• Items from a data source:
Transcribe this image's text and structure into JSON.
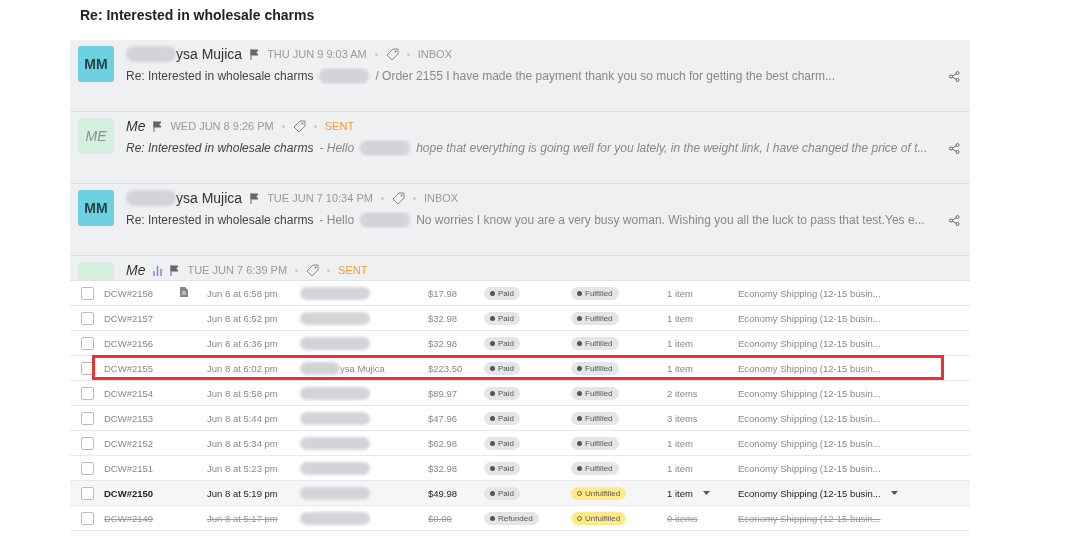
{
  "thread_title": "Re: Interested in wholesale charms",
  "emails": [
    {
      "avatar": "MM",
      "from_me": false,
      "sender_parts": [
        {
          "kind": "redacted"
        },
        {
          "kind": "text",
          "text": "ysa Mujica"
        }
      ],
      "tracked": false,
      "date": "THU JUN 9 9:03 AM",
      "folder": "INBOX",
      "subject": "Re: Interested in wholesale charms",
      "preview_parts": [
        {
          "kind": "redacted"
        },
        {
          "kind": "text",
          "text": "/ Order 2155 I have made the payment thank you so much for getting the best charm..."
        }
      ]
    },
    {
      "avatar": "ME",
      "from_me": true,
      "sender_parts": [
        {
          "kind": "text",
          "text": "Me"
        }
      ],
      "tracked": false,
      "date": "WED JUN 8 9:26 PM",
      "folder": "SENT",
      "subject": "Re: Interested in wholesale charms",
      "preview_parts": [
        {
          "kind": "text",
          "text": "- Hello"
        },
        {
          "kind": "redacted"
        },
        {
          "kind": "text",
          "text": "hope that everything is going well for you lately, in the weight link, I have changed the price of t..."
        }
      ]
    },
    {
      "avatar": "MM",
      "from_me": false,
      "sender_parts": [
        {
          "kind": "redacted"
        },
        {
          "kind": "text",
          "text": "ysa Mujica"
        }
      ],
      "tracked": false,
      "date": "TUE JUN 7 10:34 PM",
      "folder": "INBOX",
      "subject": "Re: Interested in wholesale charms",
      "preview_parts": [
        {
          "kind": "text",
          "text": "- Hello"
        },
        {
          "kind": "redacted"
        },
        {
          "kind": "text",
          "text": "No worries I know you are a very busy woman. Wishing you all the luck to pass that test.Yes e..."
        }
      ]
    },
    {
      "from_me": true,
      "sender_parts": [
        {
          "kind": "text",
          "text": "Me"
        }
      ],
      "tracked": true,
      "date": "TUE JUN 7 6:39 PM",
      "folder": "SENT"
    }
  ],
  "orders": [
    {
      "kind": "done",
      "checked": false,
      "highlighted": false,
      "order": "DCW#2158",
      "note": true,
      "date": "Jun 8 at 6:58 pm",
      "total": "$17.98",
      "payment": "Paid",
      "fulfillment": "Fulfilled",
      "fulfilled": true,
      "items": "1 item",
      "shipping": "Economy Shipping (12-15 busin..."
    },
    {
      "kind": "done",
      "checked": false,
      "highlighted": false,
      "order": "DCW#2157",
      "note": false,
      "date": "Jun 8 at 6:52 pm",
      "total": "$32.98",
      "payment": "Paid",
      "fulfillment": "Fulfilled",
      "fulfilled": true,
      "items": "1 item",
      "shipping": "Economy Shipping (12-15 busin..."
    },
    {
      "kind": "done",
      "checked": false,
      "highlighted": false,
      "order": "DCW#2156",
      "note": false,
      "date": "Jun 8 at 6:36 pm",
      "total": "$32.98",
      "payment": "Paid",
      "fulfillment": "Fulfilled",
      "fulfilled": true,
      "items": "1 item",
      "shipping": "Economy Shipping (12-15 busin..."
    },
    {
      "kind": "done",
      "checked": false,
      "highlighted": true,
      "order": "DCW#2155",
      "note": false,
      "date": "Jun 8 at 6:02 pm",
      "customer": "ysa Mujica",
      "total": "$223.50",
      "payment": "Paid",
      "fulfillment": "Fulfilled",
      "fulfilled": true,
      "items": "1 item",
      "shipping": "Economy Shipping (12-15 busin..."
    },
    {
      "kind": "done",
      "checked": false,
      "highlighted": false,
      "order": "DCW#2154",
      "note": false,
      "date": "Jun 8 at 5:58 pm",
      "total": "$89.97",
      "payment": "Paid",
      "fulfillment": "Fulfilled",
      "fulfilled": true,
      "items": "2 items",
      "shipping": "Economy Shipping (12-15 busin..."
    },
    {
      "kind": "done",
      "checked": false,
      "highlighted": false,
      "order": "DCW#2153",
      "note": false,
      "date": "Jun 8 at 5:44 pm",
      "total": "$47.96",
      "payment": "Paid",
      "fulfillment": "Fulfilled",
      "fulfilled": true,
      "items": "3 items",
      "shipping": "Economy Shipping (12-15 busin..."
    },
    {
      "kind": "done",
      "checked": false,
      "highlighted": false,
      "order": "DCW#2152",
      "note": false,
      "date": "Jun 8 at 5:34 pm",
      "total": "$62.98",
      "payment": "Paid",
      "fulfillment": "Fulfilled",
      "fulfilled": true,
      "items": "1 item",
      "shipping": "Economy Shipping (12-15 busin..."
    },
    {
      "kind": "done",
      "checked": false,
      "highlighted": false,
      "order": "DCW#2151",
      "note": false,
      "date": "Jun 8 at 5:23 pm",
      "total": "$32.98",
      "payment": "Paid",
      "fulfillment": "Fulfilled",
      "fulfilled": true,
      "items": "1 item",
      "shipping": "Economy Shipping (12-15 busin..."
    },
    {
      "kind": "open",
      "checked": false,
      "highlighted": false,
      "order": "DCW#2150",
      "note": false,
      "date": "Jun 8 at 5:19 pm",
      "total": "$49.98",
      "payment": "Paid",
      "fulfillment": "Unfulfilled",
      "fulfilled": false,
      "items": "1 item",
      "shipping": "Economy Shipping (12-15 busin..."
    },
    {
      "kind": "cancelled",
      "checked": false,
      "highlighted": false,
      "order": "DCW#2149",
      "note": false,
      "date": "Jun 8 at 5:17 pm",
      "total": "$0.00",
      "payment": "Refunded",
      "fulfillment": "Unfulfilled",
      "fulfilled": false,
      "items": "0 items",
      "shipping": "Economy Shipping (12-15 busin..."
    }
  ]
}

• REQUIRED TASK: Copy the records word for word, leaving no picture in the copy.

• ANSWER BELOW:
Transcribe this image's text and structure into JSON.
{
  "thread_title": "Re: Interested in wholesale charms",
  "emails": [
    {
      "avatar": "MM",
      "from_me": false,
      "sender_parts": [
        {
          "kind": "redacted"
        },
        {
          "kind": "text",
          "text": "ysa Mujica"
        }
      ],
      "tracked": false,
      "date": "THU JUN 9 9:03 AM",
      "folder": "INBOX",
      "subject": "Re: Interested in wholesale charms",
      "preview_parts": [
        {
          "kind": "redacted"
        },
        {
          "kind": "text",
          "text": "/ Order 2155 I have made the payment thank you so much for getting the best charm..."
        }
      ]
    },
    {
      "avatar": "ME",
      "from_me": true,
      "sender_parts": [
        {
          "kind": "text",
          "text": "Me"
        }
      ],
      "tracked": false,
      "date": "WED JUN 8 9:26 PM",
      "folder": "SENT",
      "subject": "Re: Interested in wholesale charms",
      "preview_parts": [
        {
          "kind": "text",
          "text": "- Hello"
        },
        {
          "kind": "redacted"
        },
        {
          "kind": "text",
          "text": "hope that everything is going well for you lately, in the weight link, I have changed the price of t..."
        }
      ]
    },
    {
      "avatar": "MM",
      "from_me": false,
      "sender_parts": [
        {
          "kind": "redacted"
        },
        {
          "kind": "text",
          "text": "ysa Mujica"
        }
      ],
      "tracked": false,
      "date": "TUE JUN 7 10:34 PM",
      "folder": "INBOX",
      "subject": "Re: Interested in wholesale charms",
      "preview_parts": [
        {
          "kind": "text",
          "text": "- Hello"
        },
        {
          "kind": "redacted"
        },
        {
          "kind": "text",
          "text": "No worries I know you are a very busy woman. Wishing you all the luck to pass that test.Yes e..."
        }
      ]
    },
    {
      "from_me": true,
      "sender_parts": [
        {
          "kind": "text",
          "text": "Me"
        }
      ],
      "tracked": true,
      "date": "TUE JUN 7 6:39 PM",
      "folder": "SENT"
    }
  ],
  "orders": [
    {
      "kind": "done",
      "checked": false,
      "highlighted": false,
      "order": "DCW#2158",
      "note": true,
      "date": "Jun 8 at 6:58 pm",
      "total": "$17.98",
      "payment": "Paid",
      "fulfillment": "Fulfilled",
      "fulfilled": true,
      "items": "1 item",
      "shipping": "Economy Shipping (12-15 busin..."
    },
    {
      "kind": "done",
      "checked": false,
      "highlighted": false,
      "order": "DCW#2157",
      "note": false,
      "date": "Jun 8 at 6:52 pm",
      "total": "$32.98",
      "payment": "Paid",
      "fulfillment": "Fulfilled",
      "fulfilled": true,
      "items": "1 item",
      "shipping": "Economy Shipping (12-15 busin..."
    },
    {
      "kind": "done",
      "checked": false,
      "highlighted": false,
      "order": "DCW#2156",
      "note": false,
      "date": "Jun 8 at 6:36 pm",
      "total": "$32.98",
      "payment": "Paid",
      "fulfillment": "Fulfilled",
      "fulfilled": true,
      "items": "1 item",
      "shipping": "Economy Shipping (12-15 busin..."
    },
    {
      "kind": "done",
      "checked": false,
      "highlighted": true,
      "order": "DCW#2155",
      "note": false,
      "date": "Jun 8 at 6:02 pm",
      "customer": "ysa Mujica",
      "total": "$223.50",
      "payment": "Paid",
      "fulfillment": "Fulfilled",
      "fulfilled": true,
      "items": "1 item",
      "shipping": "Economy Shipping (12-15 busin..."
    },
    {
      "kind": "done",
      "checked": false,
      "highlighted": false,
      "order": "DCW#2154",
      "note": false,
      "date": "Jun 8 at 5:58 pm",
      "total": "$89.97",
      "payment": "Paid",
      "fulfillment": "Fulfilled",
      "fulfilled": true,
      "items": "2 items",
      "shipping": "Economy Shipping (12-15 busin..."
    },
    {
      "kind": "done",
      "checked": false,
      "highlighted": false,
      "order": "DCW#2153",
      "note": false,
      "date": "Jun 8 at 5:44 pm",
      "total": "$47.96",
      "payment": "Paid",
      "fulfillment": "Fulfilled",
      "fulfilled": true,
      "items": "3 items",
      "shipping": "Economy Shipping (12-15 busin..."
    },
    {
      "kind": "done",
      "checked": false,
      "highlighted": false,
      "order": "DCW#2152",
      "note": false,
      "date": "Jun 8 at 5:34 pm",
      "total": "$62.98",
      "payment": "Paid",
      "fulfillment": "Fulfilled",
      "fulfilled": true,
      "items": "1 item",
      "shipping": "Economy Shipping (12-15 busin..."
    },
    {
      "kind": "done",
      "checked": false,
      "highlighted": false,
      "order": "DCW#2151",
      "note": false,
      "date": "Jun 8 at 5:23 pm",
      "total": "$32.98",
      "payment": "Paid",
      "fulfillment": "Fulfilled",
      "fulfilled": true,
      "items": "1 item",
      "shipping": "Economy Shipping (12-15 busin..."
    },
    {
      "kind": "open",
      "checked": false,
      "highlighted": false,
      "order": "DCW#2150",
      "note": false,
      "date": "Jun 8 at 5:19 pm",
      "total": "$49.98",
      "payment": "Paid",
      "fulfillment": "Unfulfilled",
      "fulfilled": false,
      "items": "1 item",
      "shipping": "Economy Shipping (12-15 busin..."
    },
    {
      "kind": "cancelled",
      "checked": false,
      "highlighted": false,
      "order": "DCW#2149",
      "note": false,
      "date": "Jun 8 at 5:17 pm",
      "total": "$0.00",
      "payment": "Refunded",
      "fulfillment": "Unfulfilled",
      "fulfilled": false,
      "items": "0 items",
      "shipping": "Economy Shipping (12-15 busin..."
    }
  ]
}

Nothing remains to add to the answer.